Required task 1:
From the cookie post below, list each ingredient the thumbprint recipe is said to contain none of.

Source passage:
During the 18,000 stages of grief I was going through while finishing the book and ugly cry-texting my friends, I LIT-RALLY ate half of a batch of these Gluten Free Gingerbread Cookies, as well as a sizable portion of this batch of thumbprints. And amidst the ugly cry-texting, T. Rex tears and lone cookie fest-ing, I sobbed to myself, “I’m gonna have to bake more cookies,” because: gifts.
I imagined handing my friends and families holiday “cookie” plates filled with nothing but good intentions. Like, “Here, friends, have a plate of air. What’s that you ask? Yes, I read another tear-jerking teenage novel. I promise, I won’t do it again…until I do.”
The Fault in Our Stars: making air out of holiday cookie plates.
You don’t need the excuse of a tearjerker to pop thumbprint after thumbprint in your mouth. And you don’t get to feel guilty over these, because there’s no sugar, dairy, or grains in the whole recipe.
The thumbprints taste SO buttery in spite of the fact that there’s ZERO butter in them.
And they’re the easiest things ever to make. You just stir every last ingredient together. No eggs, no creaming of butter and sugar. Just you, a bowl, and your good intentions.
I used my Cranberry Sauce with Ginger and Maple (<- paleo) and Dalmatia Fig Spread (<- not paleo, but delicious) for filling these thumbprints. You can use any jam or preserve you’d like – just note that using store-bought jams will make these thumbprints un-paleo on account of the sugar. I won’t notify the paleo authorities if you don’t notify the book club authorities that it took me 2 months to read TFiOS.
Make these for your homies!

Records for this exercise:
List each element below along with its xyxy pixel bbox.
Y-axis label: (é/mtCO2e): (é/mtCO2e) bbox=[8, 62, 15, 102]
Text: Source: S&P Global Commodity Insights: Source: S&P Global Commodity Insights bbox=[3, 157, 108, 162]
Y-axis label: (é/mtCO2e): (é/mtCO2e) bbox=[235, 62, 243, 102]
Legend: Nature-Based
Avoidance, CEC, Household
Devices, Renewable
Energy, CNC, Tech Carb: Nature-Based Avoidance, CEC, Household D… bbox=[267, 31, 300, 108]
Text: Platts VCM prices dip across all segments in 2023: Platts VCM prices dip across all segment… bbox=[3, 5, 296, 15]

Required task 2:
Return the records from their first line through the line containing "Devices, Renewable", both included, copied word for word.

Full solution 1:
- Sugar
- Dairy
- Grains
- Butter
- Eggs

Full solution 2:
List each element below along with its xyxy pixel bbox.
Y-axis label: (é/mtCO2e): (é/mtCO2e) bbox=[8, 62, 15, 102]
Text: Source: S&P Global Commodity Insights: Source: S&P Global Commodity Insights bbox=[3, 157, 108, 162]
Y-axis label: (é/mtCO2e): (é/mtCO2e) bbox=[235, 62, 243, 102]
Legend: Nature-Based
Avoidance, CEC, Household
Devices, Renewable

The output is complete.